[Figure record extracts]
- - - - - - -
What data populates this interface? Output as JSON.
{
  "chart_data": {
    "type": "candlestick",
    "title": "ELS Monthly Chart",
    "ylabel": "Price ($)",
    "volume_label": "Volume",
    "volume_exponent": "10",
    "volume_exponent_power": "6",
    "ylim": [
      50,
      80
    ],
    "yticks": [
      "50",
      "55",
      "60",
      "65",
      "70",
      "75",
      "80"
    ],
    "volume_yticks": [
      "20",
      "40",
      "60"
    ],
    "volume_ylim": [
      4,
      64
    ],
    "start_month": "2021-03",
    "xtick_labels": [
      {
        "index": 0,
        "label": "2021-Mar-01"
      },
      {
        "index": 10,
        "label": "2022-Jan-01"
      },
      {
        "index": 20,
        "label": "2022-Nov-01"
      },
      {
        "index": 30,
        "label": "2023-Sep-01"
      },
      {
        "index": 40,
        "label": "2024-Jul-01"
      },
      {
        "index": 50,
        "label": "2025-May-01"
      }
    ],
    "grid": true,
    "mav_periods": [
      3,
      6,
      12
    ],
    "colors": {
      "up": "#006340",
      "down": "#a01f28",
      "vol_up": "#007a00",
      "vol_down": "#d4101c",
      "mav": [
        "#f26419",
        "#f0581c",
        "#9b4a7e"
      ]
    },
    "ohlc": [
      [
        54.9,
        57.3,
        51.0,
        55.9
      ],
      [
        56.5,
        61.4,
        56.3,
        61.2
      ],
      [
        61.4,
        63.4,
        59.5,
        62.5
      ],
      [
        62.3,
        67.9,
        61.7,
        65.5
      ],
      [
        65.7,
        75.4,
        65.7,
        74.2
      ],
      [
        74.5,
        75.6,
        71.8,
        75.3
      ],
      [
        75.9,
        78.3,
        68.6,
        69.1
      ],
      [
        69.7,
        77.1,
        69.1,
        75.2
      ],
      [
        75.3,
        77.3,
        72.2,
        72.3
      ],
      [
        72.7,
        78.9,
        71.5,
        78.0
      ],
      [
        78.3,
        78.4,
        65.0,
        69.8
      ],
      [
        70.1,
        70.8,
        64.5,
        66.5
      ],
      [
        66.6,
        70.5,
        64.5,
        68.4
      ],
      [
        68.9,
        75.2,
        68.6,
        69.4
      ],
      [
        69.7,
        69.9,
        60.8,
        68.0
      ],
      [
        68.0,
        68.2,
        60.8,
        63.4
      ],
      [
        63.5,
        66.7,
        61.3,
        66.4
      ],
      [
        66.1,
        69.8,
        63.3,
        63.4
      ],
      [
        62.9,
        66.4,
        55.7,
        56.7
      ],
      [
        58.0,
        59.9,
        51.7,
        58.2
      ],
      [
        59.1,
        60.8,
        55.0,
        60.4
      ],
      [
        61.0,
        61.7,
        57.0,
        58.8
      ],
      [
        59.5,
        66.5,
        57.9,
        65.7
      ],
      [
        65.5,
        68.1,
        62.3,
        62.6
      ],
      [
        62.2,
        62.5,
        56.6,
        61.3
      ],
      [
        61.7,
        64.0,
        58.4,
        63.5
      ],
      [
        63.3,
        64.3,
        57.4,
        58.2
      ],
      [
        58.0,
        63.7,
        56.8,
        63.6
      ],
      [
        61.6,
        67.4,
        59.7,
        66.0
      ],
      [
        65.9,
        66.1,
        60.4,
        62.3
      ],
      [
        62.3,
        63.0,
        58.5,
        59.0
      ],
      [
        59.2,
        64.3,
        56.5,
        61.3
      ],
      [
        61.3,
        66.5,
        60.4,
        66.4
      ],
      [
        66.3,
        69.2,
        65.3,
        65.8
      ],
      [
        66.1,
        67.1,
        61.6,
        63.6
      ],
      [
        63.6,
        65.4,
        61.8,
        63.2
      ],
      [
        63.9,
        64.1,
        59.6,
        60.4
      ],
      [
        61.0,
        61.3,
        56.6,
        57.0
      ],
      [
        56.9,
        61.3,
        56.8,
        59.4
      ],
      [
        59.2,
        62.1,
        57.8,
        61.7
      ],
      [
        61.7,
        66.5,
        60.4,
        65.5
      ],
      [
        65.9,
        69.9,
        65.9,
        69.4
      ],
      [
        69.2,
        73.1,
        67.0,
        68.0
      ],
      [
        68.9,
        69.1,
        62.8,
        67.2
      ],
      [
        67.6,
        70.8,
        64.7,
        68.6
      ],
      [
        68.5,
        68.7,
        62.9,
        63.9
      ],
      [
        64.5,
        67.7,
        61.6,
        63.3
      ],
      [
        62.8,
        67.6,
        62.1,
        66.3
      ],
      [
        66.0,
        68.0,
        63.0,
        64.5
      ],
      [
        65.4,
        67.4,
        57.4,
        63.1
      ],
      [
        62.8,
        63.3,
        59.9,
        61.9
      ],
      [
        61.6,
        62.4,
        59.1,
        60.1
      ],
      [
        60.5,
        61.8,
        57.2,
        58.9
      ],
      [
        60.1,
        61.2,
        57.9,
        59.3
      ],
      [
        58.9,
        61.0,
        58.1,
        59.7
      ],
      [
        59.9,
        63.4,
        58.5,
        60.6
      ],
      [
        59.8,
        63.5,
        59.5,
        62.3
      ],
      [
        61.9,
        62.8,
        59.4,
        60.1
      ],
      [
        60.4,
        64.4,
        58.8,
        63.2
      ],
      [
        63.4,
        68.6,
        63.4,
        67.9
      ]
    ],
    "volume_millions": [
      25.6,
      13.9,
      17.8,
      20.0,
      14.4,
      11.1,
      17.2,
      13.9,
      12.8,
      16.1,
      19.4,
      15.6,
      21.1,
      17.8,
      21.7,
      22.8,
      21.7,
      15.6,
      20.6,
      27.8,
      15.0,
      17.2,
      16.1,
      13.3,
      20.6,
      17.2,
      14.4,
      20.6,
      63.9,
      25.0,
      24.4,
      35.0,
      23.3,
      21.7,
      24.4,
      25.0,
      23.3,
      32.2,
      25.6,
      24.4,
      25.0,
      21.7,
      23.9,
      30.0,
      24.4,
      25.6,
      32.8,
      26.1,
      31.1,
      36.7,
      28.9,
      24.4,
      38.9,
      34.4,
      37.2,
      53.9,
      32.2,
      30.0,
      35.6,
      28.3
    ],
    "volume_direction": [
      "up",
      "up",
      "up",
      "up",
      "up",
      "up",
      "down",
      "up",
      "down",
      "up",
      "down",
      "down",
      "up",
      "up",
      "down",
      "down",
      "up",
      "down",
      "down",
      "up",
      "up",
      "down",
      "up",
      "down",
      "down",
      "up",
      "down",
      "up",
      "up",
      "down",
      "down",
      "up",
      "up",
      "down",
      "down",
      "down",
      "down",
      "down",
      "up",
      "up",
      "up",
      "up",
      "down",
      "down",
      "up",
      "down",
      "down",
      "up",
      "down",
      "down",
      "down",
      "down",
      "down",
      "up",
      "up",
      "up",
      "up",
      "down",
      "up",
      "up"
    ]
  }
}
- - - - - - -
Exercise objective. Reproduce each entry above exactly, keeping every word.

Task result.
What data populates this interface? Output as JSON.
{
  "chart_data": {
    "type": "candlestick",
    "title": "ELS Monthly Chart",
    "ylabel": "Price ($)",
    "volume_label": "Volume",
    "volume_exponent": "10",
    "volume_exponent_power": "6",
    "ylim": [
      50,
      80
    ],
    "yticks": [
      "50",
      "55",
      "60",
      "65",
      "70",
      "75",
      "80"
    ],
    "volume_yticks": [
      "20",
      "40",
      "60"
    ],
    "volume_ylim": [
      4,
      64
    ],
    "start_month": "2021-03",
    "xtick_labels": [
      {
        "index": 0,
        "label": "2021-Mar-01"
      },
      {
        "index": 10,
        "label": "2022-Jan-01"
      },
      {
        "index": 20,
        "label": "2022-Nov-01"
      },
      {
        "index": 30,
        "label": "2023-Sep-01"
      },
      {
        "index": 40,
        "label": "2024-Jul-01"
      },
      {
        "index": 50,
        "label": "2025-May-01"
      }
    ],
    "grid": true,
    "mav_periods": [
      3,
      6,
      12
    ],
    "colors": {
      "up": "#006340",
      "down": "#a01f28",
      "vol_up": "#007a00",
      "vol_down": "#d4101c",
      "mav": [
        "#f26419",
        "#f0581c",
        "#9b4a7e"
      ]
    },
    "ohlc": [
      [
        54.9,
        57.3,
        51.0,
        55.9
      ],
      [
        56.5,
        61.4,
        56.3,
        61.2
      ],
      [
        61.4,
        63.4,
        59.5,
        62.5
      ],
      [
        62.3,
        67.9,
        61.7,
        65.5
      ],
      [
        65.7,
        75.4,
        65.7,
        74.2
      ],
      [
        74.5,
        75.6,
        71.8,
        75.3
      ],
      [
        75.9,
        78.3,
        68.6,
        69.1
      ],
      [
        69.7,
        77.1,
        69.1,
        75.2
      ],
      [
        75.3,
        77.3,
        72.2,
        72.3
      ],
      [
        72.7,
        78.9,
        71.5,
        78.0
      ],
      [
        78.3,
        78.4,
        65.0,
        69.8
      ],
      [
        70.1,
        70.8,
        64.5,
        66.5
      ],
      [
        66.6,
        70.5,
        64.5,
        68.4
      ],
      [
        68.9,
        75.2,
        68.6,
        69.4
      ],
      [
        69.7,
        69.9,
        60.8,
        68.0
      ],
      [
        68.0,
        68.2,
        60.8,
        63.4
      ],
      [
        63.5,
        66.7,
        61.3,
        66.4
      ],
      [
        66.1,
        69.8,
        63.3,
        63.4
      ],
      [
        62.9,
        66.4,
        55.7,
        56.7
      ],
      [
        58.0,
        59.9,
        51.7,
        58.2
      ],
      [
        59.1,
        60.8,
        55.0,
        60.4
      ],
      [
        61.0,
        61.7,
        57.0,
        58.8
      ],
      [
        59.5,
        66.5,
        57.9,
        65.7
      ],
      [
        65.5,
        68.1,
        62.3,
        62.6
      ],
      [
        62.2,
        62.5,
        56.6,
        61.3
      ],
      [
        61.7,
        64.0,
        58.4,
        63.5
      ],
      [
        63.3,
        64.3,
        57.4,
        58.2
      ],
      [
        58.0,
        63.7,
        56.8,
        63.6
      ],
      [
        61.6,
        67.4,
        59.7,
        66.0
      ],
      [
        65.9,
        66.1,
        60.4,
        62.3
      ],
      [
        62.3,
        63.0,
        58.5,
        59.0
      ],
      [
        59.2,
        64.3,
        56.5,
        61.3
      ],
      [
        61.3,
        66.5,
        60.4,
        66.4
      ],
      [
        66.3,
        69.2,
        65.3,
        65.8
      ],
      [
        66.1,
        67.1,
        61.6,
        63.6
      ],
      [
        63.6,
        65.4,
        61.8,
        63.2
      ],
      [
        63.9,
        64.1,
        59.6,
        60.4
      ],
      [
        61.0,
        61.3,
        56.6,
        57.0
      ],
      [
        56.9,
        61.3,
        56.8,
        59.4
      ],
      [
        59.2,
        62.1,
        57.8,
        61.7
      ],
      [
        61.7,
        66.5,
        60.4,
        65.5
      ],
      [
        65.9,
        69.9,
        65.9,
        69.4
      ],
      [
        69.2,
        73.1,
        67.0,
        68.0
      ],
      [
        68.9,
        69.1,
        62.8,
        67.2
      ],
      [
        67.6,
        70.8,
        64.7,
        68.6
      ],
      [
        68.5,
        68.7,
        62.9,
        63.9
      ],
      [
        64.5,
        67.7,
        61.6,
        63.3
      ],
      [
        62.8,
        67.6,
        62.1,
        66.3
      ],
      [
        66.0,
        68.0,
        63.0,
        64.5
      ],
      [
        65.4,
        67.4,
        57.4,
        63.1
      ],
      [
        62.8,
        63.3,
        59.9,
        61.9
      ],
      [
        61.6,
        62.4,
        59.1,
        60.1
      ],
      [
        60.5,
        61.8,
        57.2,
        58.9
      ],
      [
        60.1,
        61.2,
        57.9,
        59.3
      ],
      [
        58.9,
        61.0,
        58.1,
        59.7
      ],
      [
        59.9,
        63.4,
        58.5,
        60.6
      ],
      [
        59.8,
        63.5,
        59.5,
        62.3
      ],
      [
        61.9,
        62.8,
        59.4,
        60.1
      ],
      [
        60.4,
        64.4,
        58.8,
        63.2
      ],
      [
        63.4,
        68.6,
        63.4,
        67.9
      ]
    ],
    "volume_millions": [
      25.6,
      13.9,
      17.8,
      20.0,
      14.4,
      11.1,
      17.2,
      13.9,
      12.8,
      16.1,
      19.4,
      15.6,
      21.1,
      17.8,
      21.7,
      22.8,
      21.7,
      15.6,
      20.6,
      27.8,
      15.0,
      17.2,
      16.1,
      13.3,
      20.6,
      17.2,
      14.4,
      20.6,
      63.9,
      25.0,
      24.4,
      35.0,
      23.3,
      21.7,
      24.4,
      25.0,
      23.3,
      32.2,
      25.6,
      24.4,
      25.0,
      21.7,
      23.9,
      30.0,
      24.4,
      25.6,
      32.8,
      26.1,
      31.1,
      36.7,
      28.9,
      24.4,
      38.9,
      34.4,
      37.2,
      53.9,
      32.2,
      30.0,
      35.6,
      28.3
    ],
    "volume_direction": [
      "up",
      "up",
      "up",
      "up",
      "up",
      "up",
      "down",
      "up",
      "down",
      "up",
      "down",
      "down",
      "up",
      "up",
      "down",
      "down",
      "up",
      "down",
      "down",
      "up",
      "up",
      "down",
      "up",
      "down",
      "down",
      "up",
      "down",
      "up",
      "up",
      "down",
      "down",
      "up",
      "up",
      "down",
      "down",
      "down",
      "down",
      "down",
      "up",
      "up",
      "up",
      "up",
      "down",
      "down",
      "up",
      "down",
      "down",
      "up",
      "down",
      "down",
      "down",
      "down",
      "down",
      "up",
      "up",
      "up",
      "up",
      "down",
      "up",
      "up"
    ]
  }
}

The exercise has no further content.